• BRIEF: Return the entries verbatim and drop every picture.

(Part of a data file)
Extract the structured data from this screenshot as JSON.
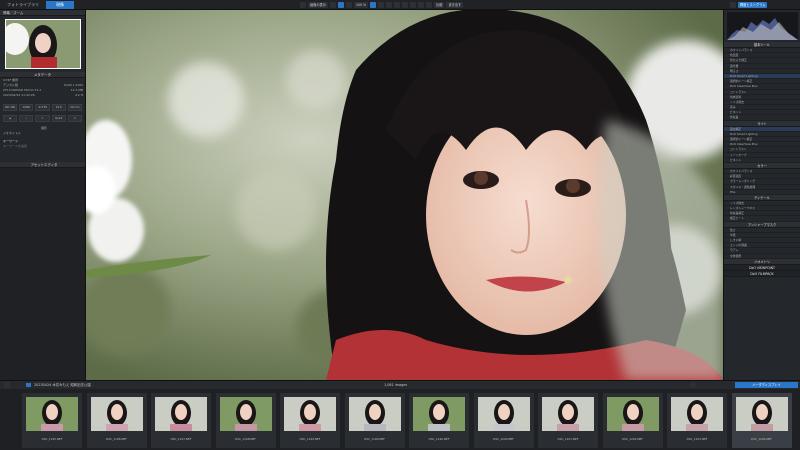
{
  "app": {
    "tabs": [
      {
        "label": "フォトライブラリ",
        "active": false
      },
      {
        "label": "現像",
        "active": true
      }
    ]
  },
  "toolbar": {
    "view_label": "画像の表示",
    "zoom_label": "100 %",
    "compare_label": "比較",
    "export_label": "書き出す"
  },
  "left_panel": {
    "nav_title": "情報／ズーム",
    "metadata_title": "メタデータ",
    "meta_lines": [
      "X-T4F 無題",
      "デジタル数",
      "XF10 NOMAD 56mm F1.2",
      "2023/04/24 11:42:26"
    ],
    "meta_values": [
      "6240 x 4160",
      "12.3 MB",
      "4:2 H"
    ],
    "mini_buttons_1": [
      "ISO 160",
      "1/800",
      "-0.3 EV",
      "f/1.8",
      "56 mm"
    ],
    "mini_buttons_2": [
      "",
      "",
      "",
      "",
      "Quick"
    ],
    "other_rows": [
      "撮影",
      "ジオタイトル"
    ],
    "keyword_title": "キーワード",
    "keyword_placeholder": "キーワードを追加",
    "asset_title": "アセットエディタ"
  },
  "right_panel": {
    "histogram_title": "輝度ヒストグラム",
    "basic_title": "基本ツール",
    "rows": [
      "ホワイトバランス",
      "色温度",
      "色かぶり補正",
      "露光量",
      "明るさ",
      "DxO Smart Lighting",
      "選択的トーン補正",
      "DxO ClearView Plus",
      "コントラスト",
      "色域表現",
      "ノイズ除去",
      "歪み",
      "ビネット",
      "色収差"
    ],
    "light_title": "ライト",
    "light_rows": [
      "露出補正",
      "DxO Smart Lighting",
      "選択的トーン補正",
      "DxO ClearView Plus",
      "コントラスト",
      "トーンカーブ",
      "ビネット"
    ],
    "color_title": "カラー",
    "color_rows": [
      "ホワイトバランス",
      "彩度強度",
      "カラーレンダリング",
      "スタイル・調色処理",
      "HSL"
    ],
    "detail_title": "ディテール",
    "detail_rows": [
      "ノイズ除去",
      "レンズシャープネス",
      "色収差補正",
      "補正ヒート"
    ],
    "geo_title": "アンシャープマスク",
    "geo_rows": [
      "強さ",
      "半径",
      "しきい値",
      "エッジの保護",
      "モアレ",
      "全体選択"
    ],
    "geometry_title": "ジオメトリ",
    "bottom_buttons": [
      "DxO VIEWPOINT",
      "DxO FILMPACK"
    ]
  },
  "stripbar": {
    "folder": "20230424 木花みもえ 昭和記念公園",
    "count": "1,061 images",
    "right_label": "ハーダディスプレイ"
  },
  "filmstrip": [
    {
      "name": "DSC_1165.NEF",
      "tone": "#c99aa8"
    },
    {
      "name": "DSC_1166.NEF",
      "tone": "#cfa3b0"
    },
    {
      "name": "DSC_1167.NEF",
      "tone": "#c88d9c"
    },
    {
      "name": "DSC_1168.NEF",
      "tone": "#c497a4"
    },
    {
      "name": "DSC_1169.NEF",
      "tone": "#cf9aa3"
    },
    {
      "name": "DSC_1180.NEF",
      "tone": "#b6b8bd"
    },
    {
      "name": "DSC_1190.NEF",
      "tone": "#bec1c4"
    },
    {
      "name": "DSC_1200.NEF",
      "tone": "#c4c6ca"
    },
    {
      "name": "DSC_1201.NEF",
      "tone": "#c8a0a8"
    },
    {
      "name": "DSC_1202.NEF",
      "tone": "#c59aa3"
    },
    {
      "name": "DSC_1203.NEF",
      "tone": "#c7a2aa"
    },
    {
      "name": "DSC_1204.NEF",
      "tone": "#c29ba3"
    }
  ],
  "colors": {
    "accent": "#2a77c9",
    "panel": "#24272b"
  }
}
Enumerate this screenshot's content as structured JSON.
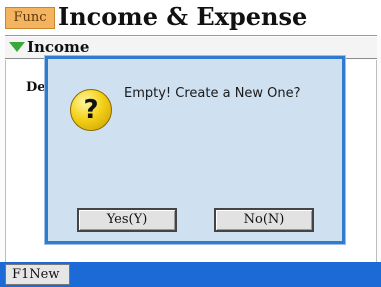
{
  "header": {
    "func_label": "Func",
    "title": "Income & Expense"
  },
  "section": {
    "label": "Income",
    "icon": "triangle-down-icon",
    "icon_color": "#3aa83a"
  },
  "content": {
    "column_header_partial": "De"
  },
  "dialog": {
    "icon": "question-icon",
    "message": "Empty! Create a New One?",
    "yes_label": "Yes(Y)",
    "no_label": "No(N)",
    "border_color": "#2f7ccf",
    "background_color": "#cfe0f1"
  },
  "footer": {
    "new_label": "F1New",
    "bar_color": "#1b6ad6"
  }
}
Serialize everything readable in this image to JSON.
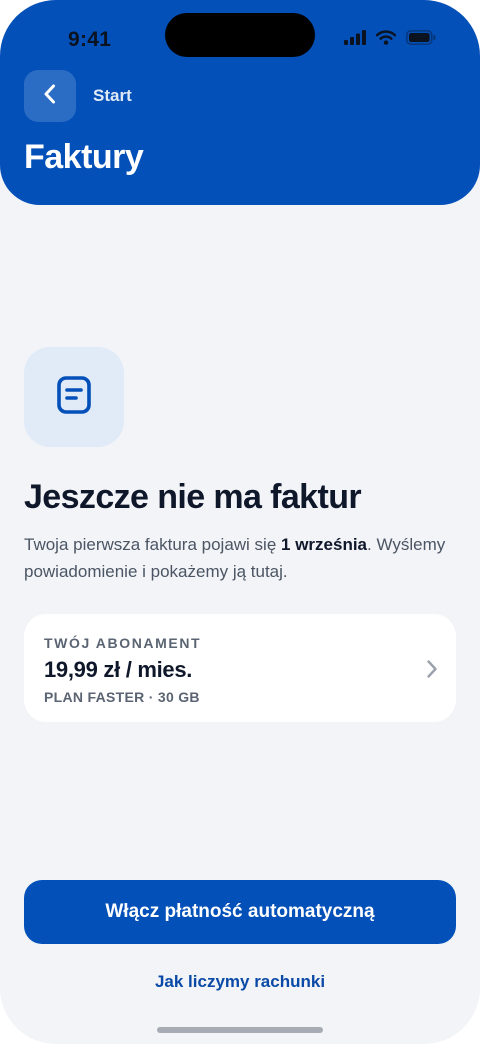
{
  "status_bar": {
    "time": "9:41"
  },
  "header": {
    "back_label": "Start",
    "title": "Faktury"
  },
  "empty_state": {
    "icon": "document-icon",
    "title": "Jeszcze nie ma faktur",
    "desc_prefix": "Twoja pierwsza faktura pojawi się ",
    "desc_date": "1 września",
    "desc_suffix": ". Wyślemy powiadomienie i pokażemy ją tutaj."
  },
  "subscription": {
    "label": "TWÓJ ABONAMENT",
    "price": "19,99 zł / mies.",
    "plan": "PLAN FASTER · 30 GB"
  },
  "actions": {
    "primary_label": "Włącz płatność automatyczną",
    "secondary_label": "Jak liczymy rachunki"
  },
  "colors": {
    "brand": "#0350b9",
    "background": "#f2f4f8",
    "icon_tile": "#e1ebf8"
  }
}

• FINISHED TASK:
Extract the structured data from this screenshot as JSON.
{
  "app": {
    "tabs": [
      {
        "label": "フォトライブラリ",
        "active": false
      },
      {
        "label": "現像",
        "active": true
      }
    ]
  },
  "toolbar": {
    "view_label": "画像の表示",
    "zoom_label": "100 %",
    "compare_label": "比較",
    "export_label": "書き出す"
  },
  "left_panel": {
    "nav_title": "情報／ズーム",
    "metadata_title": "メタデータ",
    "meta_lines": [
      "X-T4F 無題",
      "デジタル数",
      "XF10 NOMAD 56mm F1.2",
      "2023/04/24 11:42:26"
    ],
    "meta_values": [
      "6240 x 4160",
      "12.3 MB",
      "4:2 H"
    ],
    "mini_buttons_1": [
      "ISO 160",
      "1/800",
      "-0.3 EV",
      "f/1.8",
      "56 mm"
    ],
    "mini_buttons_2": [
      "",
      "",
      "",
      "",
      "Quick"
    ],
    "other_rows": [
      "撮影",
      "ジオタイトル"
    ],
    "keyword_title": "キーワード",
    "keyword_placeholder": "キーワードを追加",
    "asset_title": "アセットエディタ"
  },
  "right_panel": {
    "histogram_title": "輝度ヒストグラム",
    "basic_title": "基本ツール",
    "rows": [
      "ホワイトバランス",
      "色温度",
      "色かぶり補正",
      "露光量",
      "明るさ",
      "DxO Smart Lighting",
      "選択的トーン補正",
      "DxO ClearView Plus",
      "コントラスト",
      "色域表現",
      "ノイズ除去",
      "歪み",
      "ビネット",
      "色収差"
    ],
    "light_title": "ライト",
    "light_rows": [
      "露出補正",
      "DxO Smart Lighting",
      "選択的トーン補正",
      "DxO ClearView Plus",
      "コントラスト",
      "トーンカーブ",
      "ビネット"
    ],
    "color_title": "カラー",
    "color_rows": [
      "ホワイトバランス",
      "彩度強度",
      "カラーレンダリング",
      "スタイル・調色処理",
      "HSL"
    ],
    "detail_title": "ディテール",
    "detail_rows": [
      "ノイズ除去",
      "レンズシャープネス",
      "色収差補正",
      "補正ヒート"
    ],
    "geo_title": "アンシャープマスク",
    "geo_rows": [
      "強さ",
      "半径",
      "しきい値",
      "エッジの保護",
      "モアレ",
      "全体選択"
    ],
    "geometry_title": "ジオメトリ",
    "bottom_buttons": [
      "DxO VIEWPOINT",
      "DxO FILMPACK"
    ]
  },
  "stripbar": {
    "folder": "20230424 木花みもえ 昭和記念公園",
    "count": "1,061 images",
    "right_label": "ハーダディスプレイ"
  },
  "filmstrip": [
    {
      "name": "DSC_1165.NEF",
      "tone": "#c99aa8"
    },
    {
      "name": "DSC_1166.NEF",
      "tone": "#cfa3b0"
    },
    {
      "name": "DSC_1167.NEF",
      "tone": "#c88d9c"
    },
    {
      "name": "DSC_1168.NEF",
      "tone": "#c497a4"
    },
    {
      "name": "DSC_1169.NEF",
      "tone": "#cf9aa3"
    },
    {
      "name": "DSC_1180.NEF",
      "tone": "#b6b8bd"
    },
    {
      "name": "DSC_1190.NEF",
      "tone": "#bec1c4"
    },
    {
      "name": "DSC_1200.NEF",
      "tone": "#c4c6ca"
    },
    {
      "name": "DSC_1201.NEF",
      "tone": "#c8a0a8"
    },
    {
      "name": "DSC_1202.NEF",
      "tone": "#c59aa3"
    },
    {
      "name": "DSC_1203.NEF",
      "tone": "#c7a2aa"
    },
    {
      "name": "DSC_1204.NEF",
      "tone": "#c29ba3"
    }
  ],
  "colors": {
    "accent": "#2a77c9",
    "panel": "#24272b"
  }
}
Enumerate this screenshot's content as structured JSON.
{
  "header": {
    "func_label": "Func",
    "title": "Income & Expense"
  },
  "section": {
    "label": "Income",
    "icon": "triangle-down-icon",
    "icon_color": "#3aa83a"
  },
  "content": {
    "column_header_partial": "De"
  },
  "dialog": {
    "icon": "question-icon",
    "message": "Empty! Create a New One?",
    "yes_label": "Yes(Y)",
    "no_label": "No(N)",
    "border_color": "#2f7ccf",
    "background_color": "#cfe0f1"
  },
  "footer": {
    "new_label": "F1New",
    "bar_color": "#1b6ad6"
  }
}
Serialize everything readable in this image to JSON.
{
  "status_bar": {
    "time": "9:41"
  },
  "header": {
    "back_label": "Start",
    "title": "Faktury"
  },
  "empty_state": {
    "icon": "document-icon",
    "title": "Jeszcze nie ma faktur",
    "desc_prefix": "Twoja pierwsza faktura pojawi się ",
    "desc_date": "1 września",
    "desc_suffix": ". Wyślemy powiadomienie i pokażemy ją tutaj."
  },
  "subscription": {
    "label": "TWÓJ ABONAMENT",
    "price": "19,99 zł / mies.",
    "plan": "PLAN FASTER · 30 GB"
  },
  "actions": {
    "primary_label": "Włącz płatność automatyczną",
    "secondary_label": "Jak liczymy rachunki"
  },
  "colors": {
    "brand": "#0350b9",
    "background": "#f2f4f8",
    "icon_tile": "#e1ebf8"
  }
}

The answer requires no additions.